To do: Recast the rows below as a JSON list of strings, with one string for each line and blank lines omitted.

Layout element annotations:
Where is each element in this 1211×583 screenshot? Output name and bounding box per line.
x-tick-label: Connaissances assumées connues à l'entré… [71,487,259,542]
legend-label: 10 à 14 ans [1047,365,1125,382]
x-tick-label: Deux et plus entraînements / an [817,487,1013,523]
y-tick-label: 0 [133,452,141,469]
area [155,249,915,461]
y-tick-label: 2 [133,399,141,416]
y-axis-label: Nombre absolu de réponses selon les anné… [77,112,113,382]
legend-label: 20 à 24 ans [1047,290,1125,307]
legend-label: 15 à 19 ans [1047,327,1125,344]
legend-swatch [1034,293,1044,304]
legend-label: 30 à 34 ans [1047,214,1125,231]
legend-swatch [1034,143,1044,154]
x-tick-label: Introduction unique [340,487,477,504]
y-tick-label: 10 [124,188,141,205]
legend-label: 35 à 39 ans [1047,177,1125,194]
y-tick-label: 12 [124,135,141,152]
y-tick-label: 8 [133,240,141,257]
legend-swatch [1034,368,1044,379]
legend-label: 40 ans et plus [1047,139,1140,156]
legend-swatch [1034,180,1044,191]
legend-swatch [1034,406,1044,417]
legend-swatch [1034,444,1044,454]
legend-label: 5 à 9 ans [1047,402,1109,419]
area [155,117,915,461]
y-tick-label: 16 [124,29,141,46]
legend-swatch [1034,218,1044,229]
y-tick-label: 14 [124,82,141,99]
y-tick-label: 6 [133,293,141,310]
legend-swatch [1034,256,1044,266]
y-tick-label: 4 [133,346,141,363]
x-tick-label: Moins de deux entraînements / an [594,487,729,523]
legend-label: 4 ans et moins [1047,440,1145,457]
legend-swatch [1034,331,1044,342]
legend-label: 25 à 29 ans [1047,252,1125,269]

Answer:
[
  "Where is each element in this 1211×583 screenshot? Output name and bounding box per line.",
  "x-tick-label: Connaissances assumées connues à l'entré… [71,487,259,542]",
  "legend-label: 10 à 14 ans [1047,365,1125,382]",
  "x-tick-label: Deux et plus entraînements / an [817,487,1013,523]",
  "y-tick-label: 0 [133,452,141,469]",
  "area [155,249,915,461]",
  "y-tick-label: 2 [133,399,141,416]",
  "y-axis-label: Nombre absolu de réponses selon les anné… [77,112,113,382]",
  "legend-label: 20 à 24 ans [1047,290,1125,307]",
  "legend-label: 15 à 19 ans [1047,327,1125,344]",
  "legend-swatch [1034,293,1044,304]",
  "legend-label: 30 à 34 ans [1047,214,1125,231]",
  "legend-swatch [1034,143,1044,154]",
  "x-tick-label: Introduction unique [340,487,477,504]",
  "y-tick-label: 10 [124,188,141,205]",
  "legend-label: 35 à 39 ans [1047,177,1125,194]",
  "y-tick-label: 12 [124,135,141,152]",
  "y-tick-label: 8 [133,240,141,257]",
  "legend-swatch [1034,368,1044,379]",
  "legend-label: 40 ans et plus [1047,139,1140,156]",
  "legend-swatch [1034,180,1044,191]",
  "legend-swatch [1034,406,1044,417]",
  "legend-swatch [1034,444,1044,454]",
  "legend-label: 5 à 9 ans [1047,402,1109,419]",
  "area [155,117,915,461]",
  "y-tick-label: 16 [124,29,141,46]",
  "legend-swatch [1034,218,1044,229]",
  "y-tick-label: 14 [124,82,141,99]",
  "y-tick-label: 6 [133,293,141,310]",
  "legend-swatch [1034,256,1044,266]",
  "y-tick-label: 4 [133,346,141,363]",
  "x-tick-label: Moins de deux entraînements / an [594,487,729,523]",
  "legend-label: 4 ans et moins [1047,440,1145,457]",
  "legend-swatch [1034,331,1044,342]",
  "legend-label: 25 à 29 ans [1047,252,1125,269]"
]